Exercise directions> Pull out every line containing the string "Flexible".

____________________

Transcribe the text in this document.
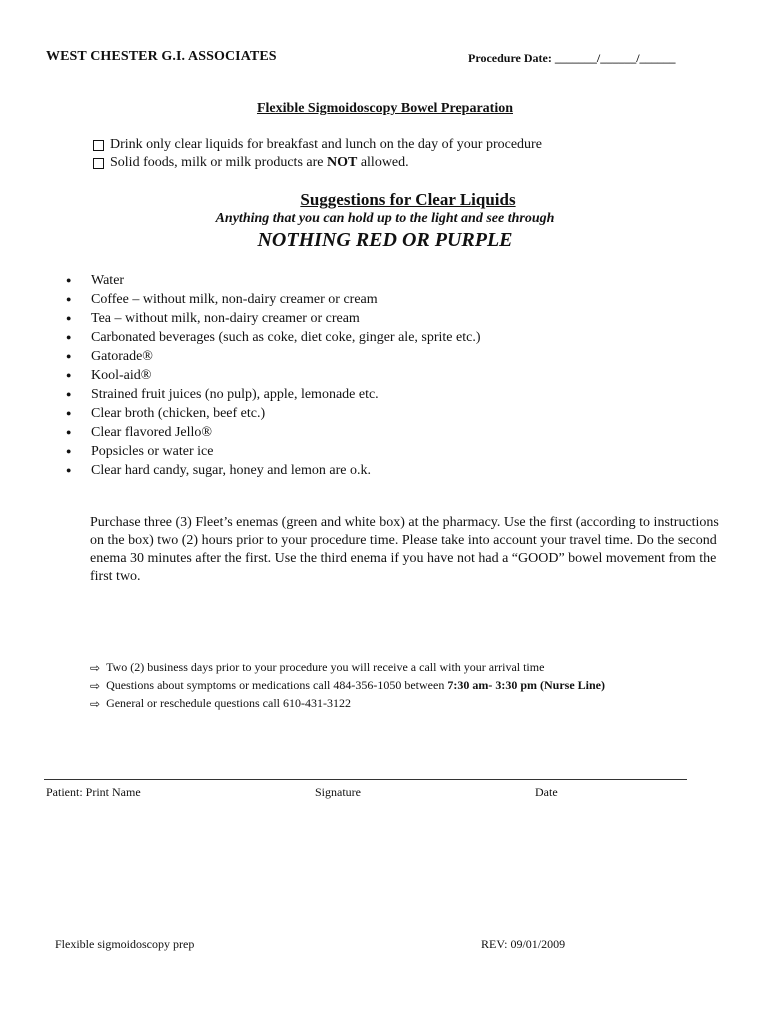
WEST CHESTER G.I. ASSOCIATES	Procedure Date: _______/______/______
Flexible Sigmoidoscopy Bowel Preparation
Drink only clear liquids for breakfast and lunch on the day of your procedure
Solid foods, milk or milk products are NOT allowed.
Suggestions for Clear Liquids
Anything that you can hold up to the light and see through
NOTHING RED OR PURPLE
●	Water
●	Coffee – without milk, non-dairy creamer or cream
●	Tea – without milk, non-dairy creamer or cream
●	Carbonated beverages (such as coke, diet coke, ginger ale, sprite etc.)
●	Gatorade®
●	Kool-aid®
●	Strained fruit juices (no pulp), apple, lemonade etc.
●	Clear broth (chicken, beef etc.)
●	Clear flavored Jello®
●	Popsicles or water ice
●	Clear hard candy, sugar, honey and lemon are o.k.
Purchase three (3) Fleet’s enemas (green and white box) at the pharmacy. Use the first (according to instructions on the box) two (2) hours prior to your procedure time. Please take into account your travel time. Do the second enema 30 minutes after the first. Use the third enema if you have not had a “GOOD” bowel movement from the first two.
⇨ Two (2) business days prior to your procedure you will receive a call with your arrival time
⇨ Questions about symptoms or medications call 484-356-1050 between 7:30 am- 3:30 pm (Nurse Line)
⇨ General or reschedule questions call 610-431-3122
Patient: Print Name	Signature	Date
Flexible sigmoidoscopy prep	REV: 09/01/2009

____________________

Worked answer>
Flexible Sigmoidoscopy Bowel Preparation
Flexible sigmoidoscopy prep	REV: 09/01/2009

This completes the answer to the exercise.